▶ **Dataset extract**:
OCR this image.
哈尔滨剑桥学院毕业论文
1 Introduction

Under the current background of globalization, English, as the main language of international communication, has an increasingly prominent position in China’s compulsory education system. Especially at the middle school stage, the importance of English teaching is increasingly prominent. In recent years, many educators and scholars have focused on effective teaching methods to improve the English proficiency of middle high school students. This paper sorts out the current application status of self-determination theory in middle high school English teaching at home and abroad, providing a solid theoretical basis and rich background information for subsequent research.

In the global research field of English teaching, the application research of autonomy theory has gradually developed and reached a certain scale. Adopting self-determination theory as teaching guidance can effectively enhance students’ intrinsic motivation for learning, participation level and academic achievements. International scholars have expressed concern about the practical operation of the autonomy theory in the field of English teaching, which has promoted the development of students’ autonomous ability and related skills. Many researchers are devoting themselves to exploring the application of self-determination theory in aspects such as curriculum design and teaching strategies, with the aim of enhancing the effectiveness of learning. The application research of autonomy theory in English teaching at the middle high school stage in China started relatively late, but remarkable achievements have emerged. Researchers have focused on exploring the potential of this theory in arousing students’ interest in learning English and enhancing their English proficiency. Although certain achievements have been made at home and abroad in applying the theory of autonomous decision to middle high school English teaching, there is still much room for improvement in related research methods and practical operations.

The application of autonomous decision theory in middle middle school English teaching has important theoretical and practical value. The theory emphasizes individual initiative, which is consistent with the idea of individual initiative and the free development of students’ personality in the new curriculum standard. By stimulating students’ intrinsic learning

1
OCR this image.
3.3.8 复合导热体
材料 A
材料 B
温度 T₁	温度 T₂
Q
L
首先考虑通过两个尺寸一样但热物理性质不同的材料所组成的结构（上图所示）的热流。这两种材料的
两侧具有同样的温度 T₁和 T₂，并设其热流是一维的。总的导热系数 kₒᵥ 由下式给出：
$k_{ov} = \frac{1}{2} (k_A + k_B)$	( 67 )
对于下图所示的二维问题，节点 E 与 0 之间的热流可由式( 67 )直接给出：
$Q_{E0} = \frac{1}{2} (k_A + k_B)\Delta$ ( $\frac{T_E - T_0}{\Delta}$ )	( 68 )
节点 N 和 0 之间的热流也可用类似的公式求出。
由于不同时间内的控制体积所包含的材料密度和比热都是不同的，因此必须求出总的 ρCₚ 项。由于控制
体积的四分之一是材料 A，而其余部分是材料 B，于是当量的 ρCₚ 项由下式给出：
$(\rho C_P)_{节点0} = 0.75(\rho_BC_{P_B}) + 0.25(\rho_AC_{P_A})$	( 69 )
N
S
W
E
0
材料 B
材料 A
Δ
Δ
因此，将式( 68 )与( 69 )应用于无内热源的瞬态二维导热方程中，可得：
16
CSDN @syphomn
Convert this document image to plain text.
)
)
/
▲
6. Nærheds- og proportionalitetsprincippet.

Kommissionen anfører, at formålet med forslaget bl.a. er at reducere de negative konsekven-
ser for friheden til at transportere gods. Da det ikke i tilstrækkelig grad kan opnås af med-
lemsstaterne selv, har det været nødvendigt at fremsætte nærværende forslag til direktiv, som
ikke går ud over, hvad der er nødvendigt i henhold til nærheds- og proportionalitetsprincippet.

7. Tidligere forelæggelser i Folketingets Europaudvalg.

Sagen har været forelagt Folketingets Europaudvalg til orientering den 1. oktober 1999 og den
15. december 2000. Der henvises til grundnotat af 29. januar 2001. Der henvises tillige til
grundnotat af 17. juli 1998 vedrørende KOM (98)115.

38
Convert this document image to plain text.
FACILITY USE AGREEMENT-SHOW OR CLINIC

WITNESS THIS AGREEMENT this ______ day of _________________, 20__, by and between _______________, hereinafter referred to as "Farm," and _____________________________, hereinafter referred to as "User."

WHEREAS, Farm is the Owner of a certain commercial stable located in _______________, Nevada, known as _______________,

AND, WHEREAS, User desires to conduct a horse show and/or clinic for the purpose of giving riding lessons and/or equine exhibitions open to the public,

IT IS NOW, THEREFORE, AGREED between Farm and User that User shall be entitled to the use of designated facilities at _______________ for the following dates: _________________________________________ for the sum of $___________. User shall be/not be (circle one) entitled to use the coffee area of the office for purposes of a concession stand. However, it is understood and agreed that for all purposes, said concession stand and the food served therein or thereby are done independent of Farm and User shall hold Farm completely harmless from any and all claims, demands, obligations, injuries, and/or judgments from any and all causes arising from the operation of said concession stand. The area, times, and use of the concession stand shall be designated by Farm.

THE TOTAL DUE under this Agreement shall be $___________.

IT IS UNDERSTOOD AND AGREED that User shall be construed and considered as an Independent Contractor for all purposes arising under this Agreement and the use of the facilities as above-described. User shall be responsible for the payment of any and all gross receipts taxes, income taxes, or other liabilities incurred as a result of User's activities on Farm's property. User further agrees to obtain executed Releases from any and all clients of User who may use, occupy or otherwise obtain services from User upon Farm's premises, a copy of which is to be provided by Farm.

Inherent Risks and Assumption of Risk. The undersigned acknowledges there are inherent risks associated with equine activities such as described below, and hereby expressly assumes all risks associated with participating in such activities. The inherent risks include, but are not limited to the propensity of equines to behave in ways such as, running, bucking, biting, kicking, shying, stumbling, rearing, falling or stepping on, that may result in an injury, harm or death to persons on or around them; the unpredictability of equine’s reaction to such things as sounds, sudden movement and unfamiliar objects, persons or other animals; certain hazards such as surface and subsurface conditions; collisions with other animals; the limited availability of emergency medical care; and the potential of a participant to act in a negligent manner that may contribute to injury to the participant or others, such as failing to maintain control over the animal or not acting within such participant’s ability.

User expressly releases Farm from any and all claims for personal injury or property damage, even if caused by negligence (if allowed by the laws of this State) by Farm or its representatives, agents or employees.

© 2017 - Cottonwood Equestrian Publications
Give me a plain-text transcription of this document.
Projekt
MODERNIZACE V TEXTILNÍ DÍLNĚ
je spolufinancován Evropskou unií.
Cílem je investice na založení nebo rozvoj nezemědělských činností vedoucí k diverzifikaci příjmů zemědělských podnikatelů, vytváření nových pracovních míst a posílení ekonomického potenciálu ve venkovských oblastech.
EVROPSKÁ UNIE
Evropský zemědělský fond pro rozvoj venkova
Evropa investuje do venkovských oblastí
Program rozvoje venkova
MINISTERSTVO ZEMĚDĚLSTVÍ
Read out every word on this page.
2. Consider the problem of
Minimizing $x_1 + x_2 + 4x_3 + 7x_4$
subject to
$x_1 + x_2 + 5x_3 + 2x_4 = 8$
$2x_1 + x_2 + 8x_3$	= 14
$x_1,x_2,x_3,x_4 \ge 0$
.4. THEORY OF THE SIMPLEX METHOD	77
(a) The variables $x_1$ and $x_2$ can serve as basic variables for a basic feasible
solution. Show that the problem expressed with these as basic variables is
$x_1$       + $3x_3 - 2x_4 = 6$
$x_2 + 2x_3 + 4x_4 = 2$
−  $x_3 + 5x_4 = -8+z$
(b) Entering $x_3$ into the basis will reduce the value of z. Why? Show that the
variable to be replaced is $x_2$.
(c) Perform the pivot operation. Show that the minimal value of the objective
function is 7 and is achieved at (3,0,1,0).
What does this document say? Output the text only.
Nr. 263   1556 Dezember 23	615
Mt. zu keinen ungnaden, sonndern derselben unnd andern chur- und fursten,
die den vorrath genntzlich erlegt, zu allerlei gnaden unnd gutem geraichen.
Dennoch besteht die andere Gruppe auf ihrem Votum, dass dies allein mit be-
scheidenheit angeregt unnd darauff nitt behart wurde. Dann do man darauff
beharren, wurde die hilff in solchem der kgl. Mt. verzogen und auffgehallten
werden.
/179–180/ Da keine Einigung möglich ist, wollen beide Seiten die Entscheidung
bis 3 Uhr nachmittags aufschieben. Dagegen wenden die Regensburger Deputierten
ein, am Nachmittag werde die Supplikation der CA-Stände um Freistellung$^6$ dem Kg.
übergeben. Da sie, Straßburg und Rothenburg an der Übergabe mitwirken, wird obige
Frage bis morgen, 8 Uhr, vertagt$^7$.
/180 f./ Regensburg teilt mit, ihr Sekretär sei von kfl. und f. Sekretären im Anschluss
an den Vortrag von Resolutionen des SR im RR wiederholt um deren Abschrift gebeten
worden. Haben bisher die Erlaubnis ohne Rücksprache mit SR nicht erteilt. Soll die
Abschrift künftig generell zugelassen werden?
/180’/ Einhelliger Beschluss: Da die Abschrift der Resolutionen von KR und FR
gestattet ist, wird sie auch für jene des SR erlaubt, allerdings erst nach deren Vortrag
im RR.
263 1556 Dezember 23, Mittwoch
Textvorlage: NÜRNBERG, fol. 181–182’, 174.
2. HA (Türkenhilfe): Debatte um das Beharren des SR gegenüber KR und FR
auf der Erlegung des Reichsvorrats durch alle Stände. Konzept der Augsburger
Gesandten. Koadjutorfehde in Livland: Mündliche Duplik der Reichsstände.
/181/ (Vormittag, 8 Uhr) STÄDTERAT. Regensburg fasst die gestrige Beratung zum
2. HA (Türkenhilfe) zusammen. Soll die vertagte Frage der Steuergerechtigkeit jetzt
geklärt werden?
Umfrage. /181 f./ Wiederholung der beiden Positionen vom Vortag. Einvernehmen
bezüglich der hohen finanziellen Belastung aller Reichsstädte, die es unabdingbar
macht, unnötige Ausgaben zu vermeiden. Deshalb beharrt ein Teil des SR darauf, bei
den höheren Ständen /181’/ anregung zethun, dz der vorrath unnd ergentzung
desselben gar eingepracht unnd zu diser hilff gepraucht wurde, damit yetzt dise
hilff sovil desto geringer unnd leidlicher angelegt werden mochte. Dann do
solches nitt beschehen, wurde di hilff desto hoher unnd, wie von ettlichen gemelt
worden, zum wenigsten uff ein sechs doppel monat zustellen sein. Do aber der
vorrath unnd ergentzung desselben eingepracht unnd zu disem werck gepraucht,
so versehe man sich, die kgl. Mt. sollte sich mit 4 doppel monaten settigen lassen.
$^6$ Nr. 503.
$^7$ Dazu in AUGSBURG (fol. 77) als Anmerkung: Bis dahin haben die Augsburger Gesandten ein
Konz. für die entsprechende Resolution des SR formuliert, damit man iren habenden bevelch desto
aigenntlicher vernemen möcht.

▶ **Aim of the task**: Report only the number of lines in the data above that contain "variables".

▶ **Written answer**: 2